Pictures do not belong in the copy, so please give every entry below again exactly.

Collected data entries
● ● ● ● ● ● ●

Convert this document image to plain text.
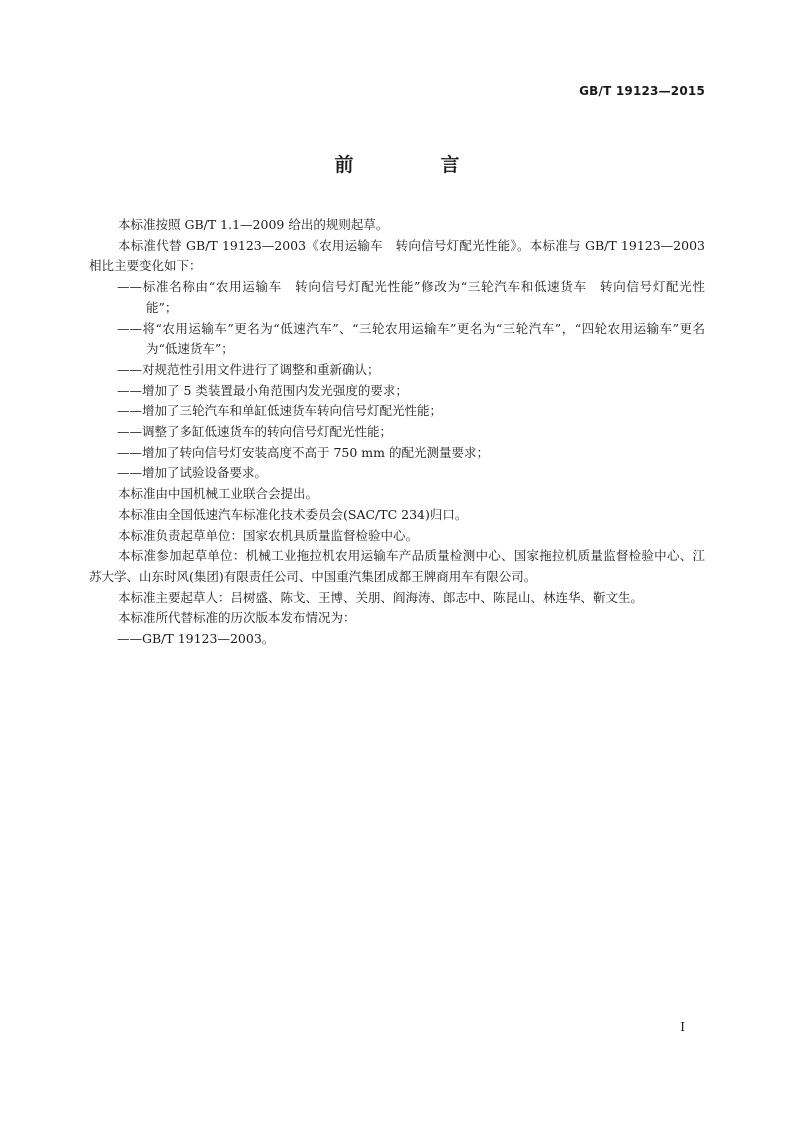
GB/T 19123—2015
前　言

本标准按照 GB/T 1.1—2009 给出的规则起草。

本标准代替 GB/T 19123—2003《农用运输车　转向信号灯配光性能》。本标准与 GB/T 19123—2003 相比主要变化如下：

——标准名称由“农用运输车　转向信号灯配光性能”修改为“三轮汽车和低速货车　转向信号灯配光性能”；

——将“农用运输车”更名为“低速汽车”、“三轮农用运输车”更名为“三轮汽车”，“四轮农用运输车”更名为“低速货车”；

——对规范性引用文件进行了调整和重新确认；

——增加了 5 类装置最小角范围内发光强度的要求；

——增加了三轮汽车和单缸低速货车转向信号灯配光性能；

——调整了多缸低速货车的转向信号灯配光性能；

——增加了转向信号灯安装高度不高于 750 mm 的配光测量要求；

——增加了试验设备要求。

本标准由中国机械工业联合会提出。

本标准由全国低速汽车标准化技术委员会(SAC/TC 234)归口。

本标准负责起草单位：国家农机具质量监督检验中心。

本标准参加起草单位：机械工业拖拉机农用运输车产品质量检测中心、国家拖拉机质量监督检验中心、江苏大学、山东时风(集团)有限责任公司、中国重汽集团成都王牌商用车有限公司。

本标准主要起草人：吕树盛、陈戈、王博、关朋、阎海涛、郎志中、陈昆山、林连华、靳文生。

本标准所代替标准的历次版本发布情况为：

——GB/T 19123—2003。

I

● ● ● ● ● ● ●

- ANSWER TO THE TASK -
Convert this document image to plain text.
GB/T 19123—2015
前　言

本标准按照 GB/T 1.1—2009 给出的规则起草。

本标准代替 GB/T 19123—2003《农用运输车　转向信号灯配光性能》。本标准与 GB/T 19123—2003 相比主要变化如下：

——标准名称由“农用运输车　转向信号灯配光性能”修改为“三轮汽车和低速货车　转向信号灯配光性能”；

——将“农用运输车”更名为“低速汽车”、“三轮农用运输车”更名为“三轮汽车”，“四轮农用运输车”更名为“低速货车”；

——对规范性引用文件进行了调整和重新确认；

——增加了 5 类装置最小角范围内发光强度的要求；

——增加了三轮汽车和单缸低速货车转向信号灯配光性能；

——调整了多缸低速货车的转向信号灯配光性能；

——增加了转向信号灯安装高度不高于 750 mm 的配光测量要求；

——增加了试验设备要求。

本标准由中国机械工业联合会提出。

本标准由全国低速汽车标准化技术委员会(SAC/TC 234)归口。

本标准负责起草单位：国家农机具质量监督检验中心。

本标准参加起草单位：机械工业拖拉机农用运输车产品质量检测中心、国家拖拉机质量监督检验中心、江苏大学、山东时风(集团)有限责任公司、中国重汽集团成都王牌商用车有限公司。

本标准主要起草人：吕树盛、陈戈、王博、关朋、阎海涛、郎志中、陈昆山、林连华、靳文生。

本标准所代替标准的历次版本发布情况为：

——GB/T 19123—2003。

I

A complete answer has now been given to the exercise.